> **What the task requires**
Search the material for the string "District", then return every line where it is found.

[Collection entries]
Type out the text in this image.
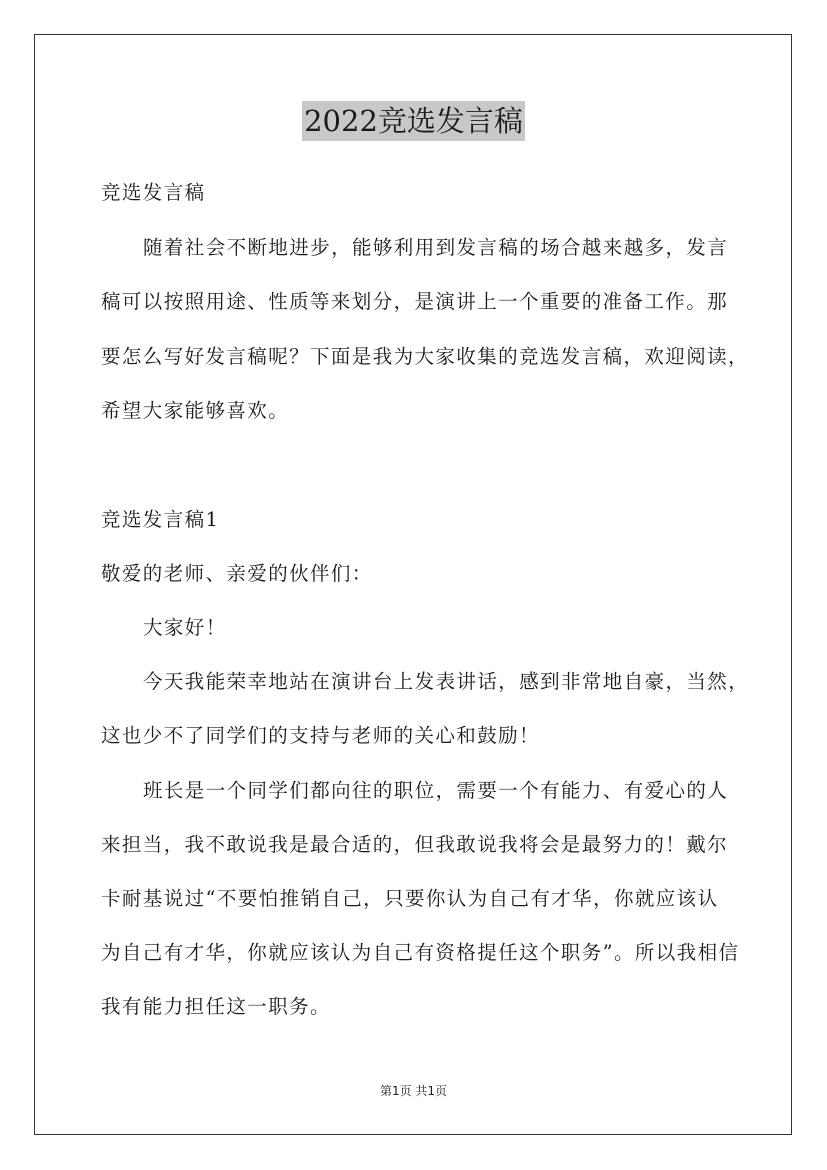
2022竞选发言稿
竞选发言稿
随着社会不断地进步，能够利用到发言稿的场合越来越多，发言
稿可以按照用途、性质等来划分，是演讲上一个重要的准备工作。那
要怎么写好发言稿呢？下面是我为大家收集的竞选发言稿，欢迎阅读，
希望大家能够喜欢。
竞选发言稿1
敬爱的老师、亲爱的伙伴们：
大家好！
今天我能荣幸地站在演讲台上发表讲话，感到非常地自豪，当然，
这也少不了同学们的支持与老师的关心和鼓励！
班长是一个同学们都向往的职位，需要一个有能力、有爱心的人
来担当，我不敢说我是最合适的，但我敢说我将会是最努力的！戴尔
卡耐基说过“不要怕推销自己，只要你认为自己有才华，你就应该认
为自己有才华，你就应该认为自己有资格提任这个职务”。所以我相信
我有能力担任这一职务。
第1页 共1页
==
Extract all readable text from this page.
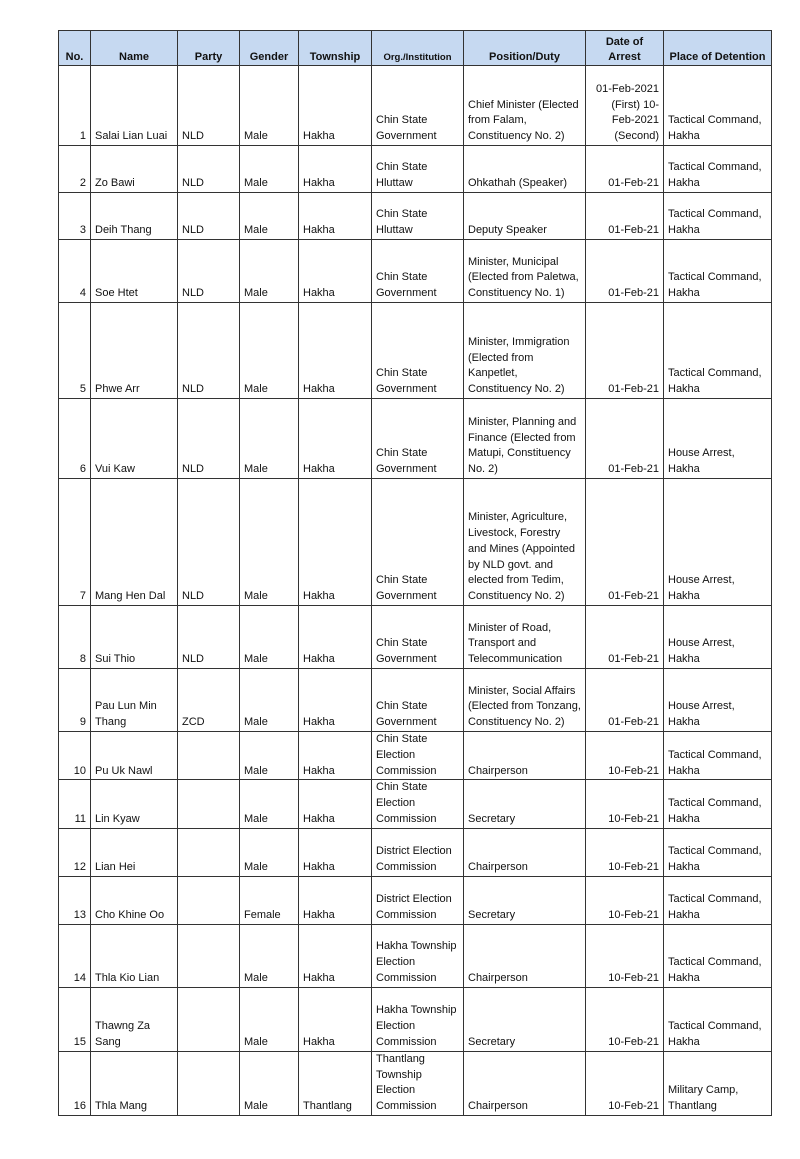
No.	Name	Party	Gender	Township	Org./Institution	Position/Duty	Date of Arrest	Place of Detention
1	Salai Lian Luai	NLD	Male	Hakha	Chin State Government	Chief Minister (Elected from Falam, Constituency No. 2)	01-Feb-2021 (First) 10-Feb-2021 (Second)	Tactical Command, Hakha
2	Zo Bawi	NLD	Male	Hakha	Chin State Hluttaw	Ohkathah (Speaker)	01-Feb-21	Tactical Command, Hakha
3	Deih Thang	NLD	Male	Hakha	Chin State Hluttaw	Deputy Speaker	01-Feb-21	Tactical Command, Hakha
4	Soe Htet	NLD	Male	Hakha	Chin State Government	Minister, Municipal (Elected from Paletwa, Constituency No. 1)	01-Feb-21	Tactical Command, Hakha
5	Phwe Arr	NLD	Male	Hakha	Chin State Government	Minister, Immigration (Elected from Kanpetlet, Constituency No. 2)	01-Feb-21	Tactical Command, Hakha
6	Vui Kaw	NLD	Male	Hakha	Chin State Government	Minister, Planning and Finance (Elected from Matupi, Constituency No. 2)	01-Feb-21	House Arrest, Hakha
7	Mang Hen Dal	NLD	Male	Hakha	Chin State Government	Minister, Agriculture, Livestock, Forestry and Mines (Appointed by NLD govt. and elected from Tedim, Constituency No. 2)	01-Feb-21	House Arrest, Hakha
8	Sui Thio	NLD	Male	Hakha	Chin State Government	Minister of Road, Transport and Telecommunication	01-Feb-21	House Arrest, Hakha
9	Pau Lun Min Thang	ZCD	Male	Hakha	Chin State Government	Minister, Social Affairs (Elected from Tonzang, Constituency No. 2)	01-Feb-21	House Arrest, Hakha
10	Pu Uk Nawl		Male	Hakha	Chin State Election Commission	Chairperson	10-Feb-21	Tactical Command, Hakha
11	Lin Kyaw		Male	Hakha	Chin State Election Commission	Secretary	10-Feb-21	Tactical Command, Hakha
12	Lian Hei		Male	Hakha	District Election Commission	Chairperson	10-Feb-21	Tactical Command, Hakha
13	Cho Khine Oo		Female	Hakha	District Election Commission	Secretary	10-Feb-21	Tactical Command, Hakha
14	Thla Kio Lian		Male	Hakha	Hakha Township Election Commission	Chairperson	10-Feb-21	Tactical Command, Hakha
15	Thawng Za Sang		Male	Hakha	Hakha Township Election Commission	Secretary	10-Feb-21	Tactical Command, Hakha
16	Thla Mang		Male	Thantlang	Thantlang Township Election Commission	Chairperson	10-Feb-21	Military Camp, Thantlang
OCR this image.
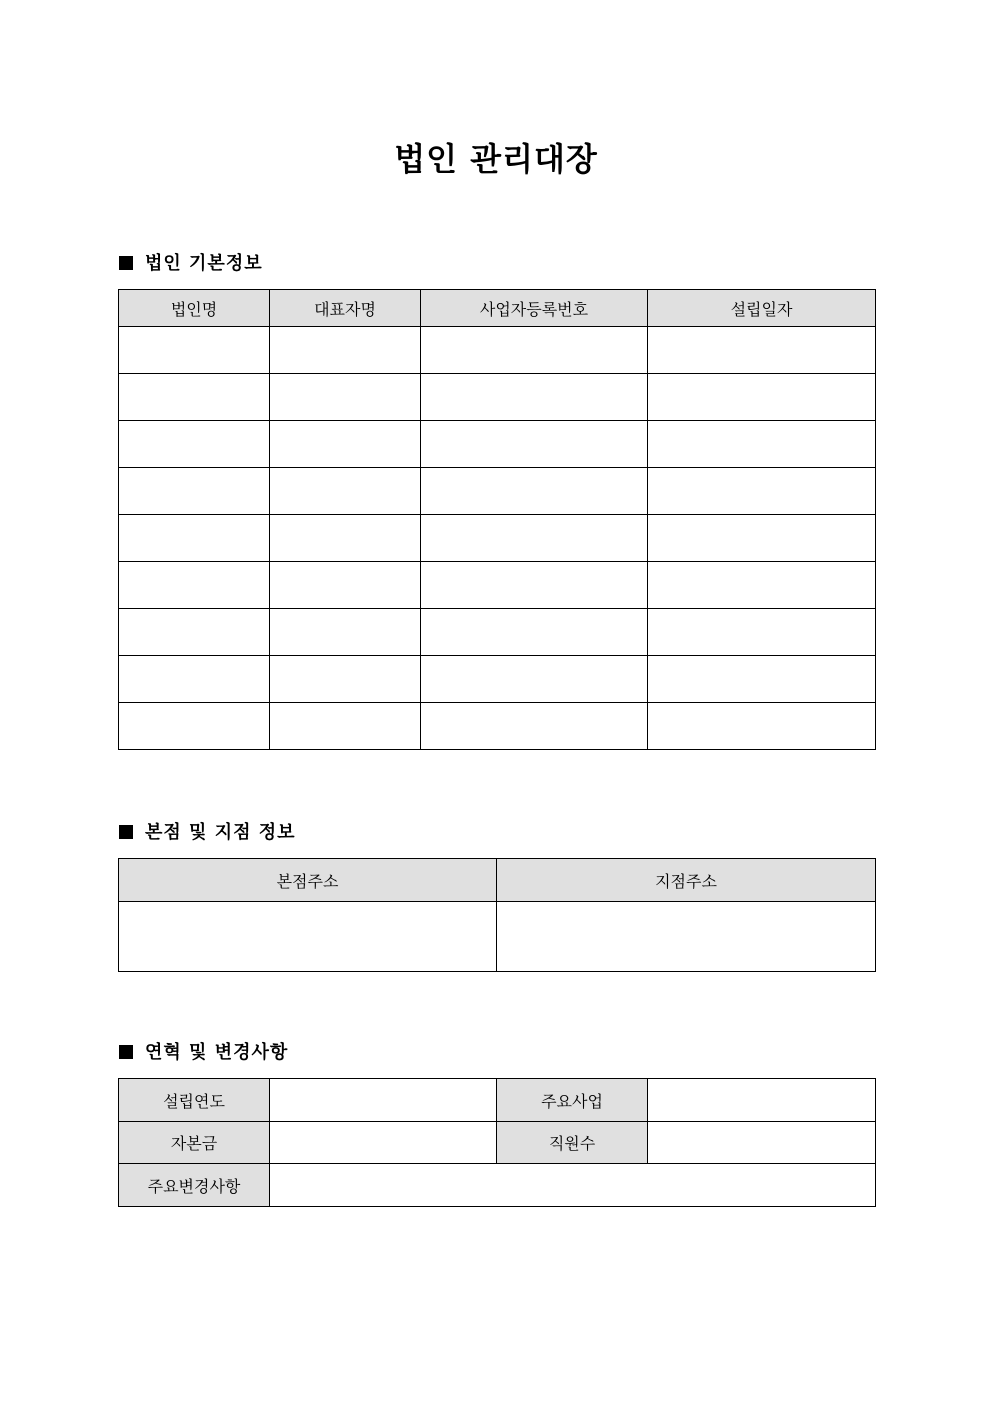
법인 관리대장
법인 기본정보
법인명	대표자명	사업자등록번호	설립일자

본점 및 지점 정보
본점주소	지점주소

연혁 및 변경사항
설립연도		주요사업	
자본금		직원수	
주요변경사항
* * *
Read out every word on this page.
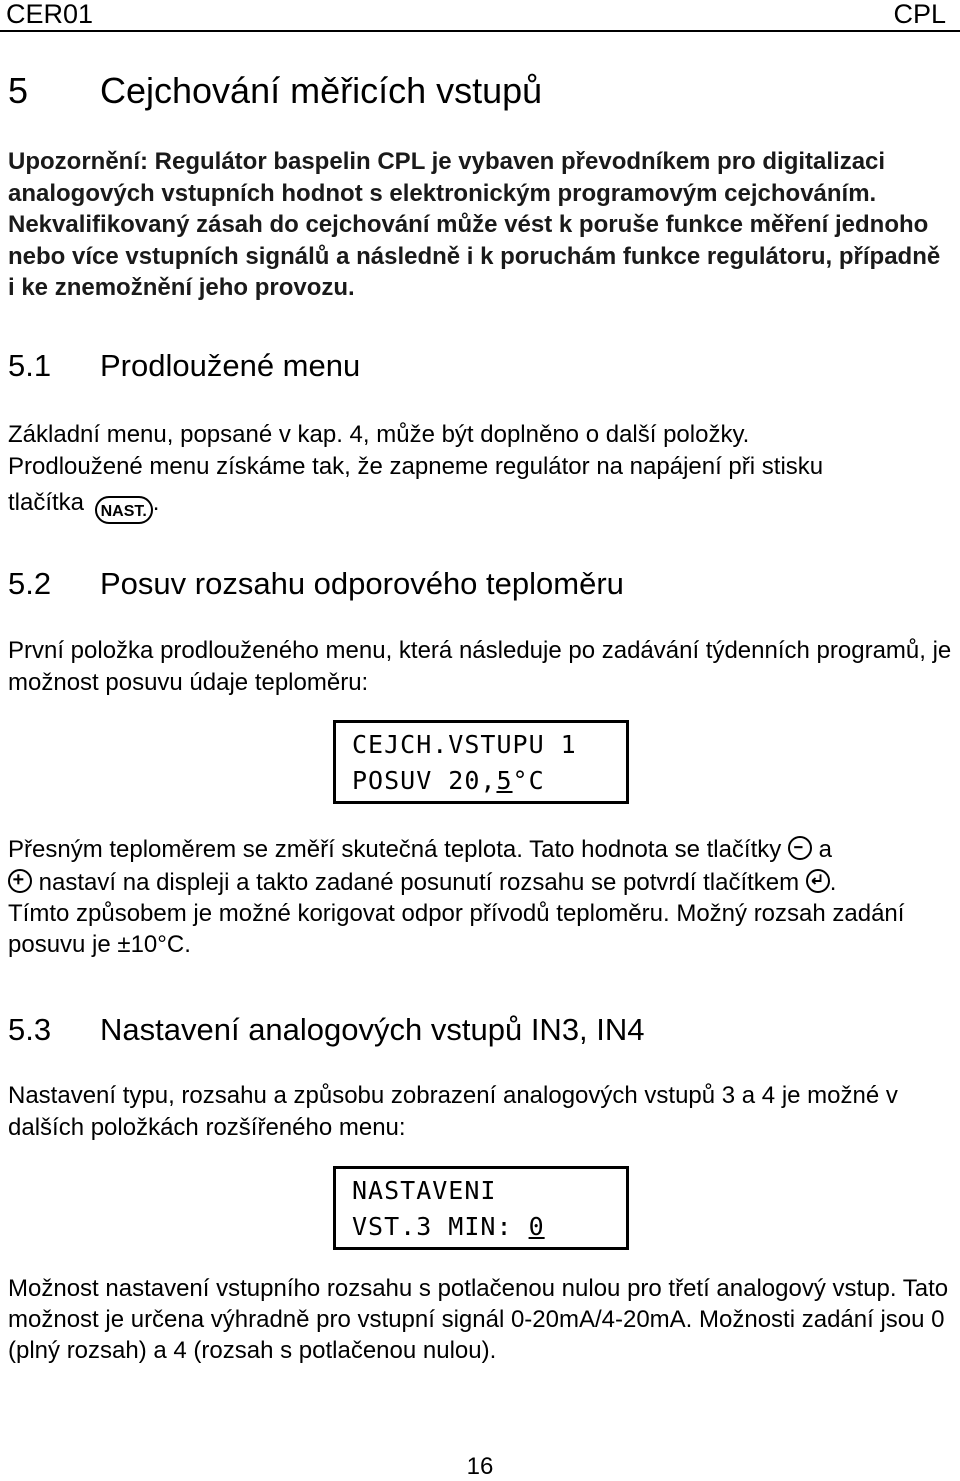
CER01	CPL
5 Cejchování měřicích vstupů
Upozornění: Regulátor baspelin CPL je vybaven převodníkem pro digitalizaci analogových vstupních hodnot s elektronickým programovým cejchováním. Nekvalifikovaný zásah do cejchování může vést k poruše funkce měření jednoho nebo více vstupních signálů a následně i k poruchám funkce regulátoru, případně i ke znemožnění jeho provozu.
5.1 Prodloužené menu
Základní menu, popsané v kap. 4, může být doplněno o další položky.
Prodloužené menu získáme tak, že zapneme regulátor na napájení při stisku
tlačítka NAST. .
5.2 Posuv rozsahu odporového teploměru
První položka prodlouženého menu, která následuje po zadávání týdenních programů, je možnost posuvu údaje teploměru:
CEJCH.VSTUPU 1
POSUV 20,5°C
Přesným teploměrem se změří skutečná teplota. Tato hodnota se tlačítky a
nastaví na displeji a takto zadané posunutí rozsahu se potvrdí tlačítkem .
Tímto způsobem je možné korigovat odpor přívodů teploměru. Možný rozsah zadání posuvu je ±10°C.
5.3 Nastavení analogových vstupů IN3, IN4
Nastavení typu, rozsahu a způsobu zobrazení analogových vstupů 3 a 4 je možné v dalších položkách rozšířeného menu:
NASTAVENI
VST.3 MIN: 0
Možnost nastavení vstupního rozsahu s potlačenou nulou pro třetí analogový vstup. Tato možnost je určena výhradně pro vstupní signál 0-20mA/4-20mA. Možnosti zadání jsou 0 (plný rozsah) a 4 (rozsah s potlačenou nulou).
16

> **Written answer**
12	Lian Hei		Male	Hakha	District Election Commission	Chairperson	10-Feb-21	Tactical Command, Hakha
13	Cho Khine Oo		Female	Hakha	District Election Commission	Secretary	10-Feb-21	Tactical Command, Hakha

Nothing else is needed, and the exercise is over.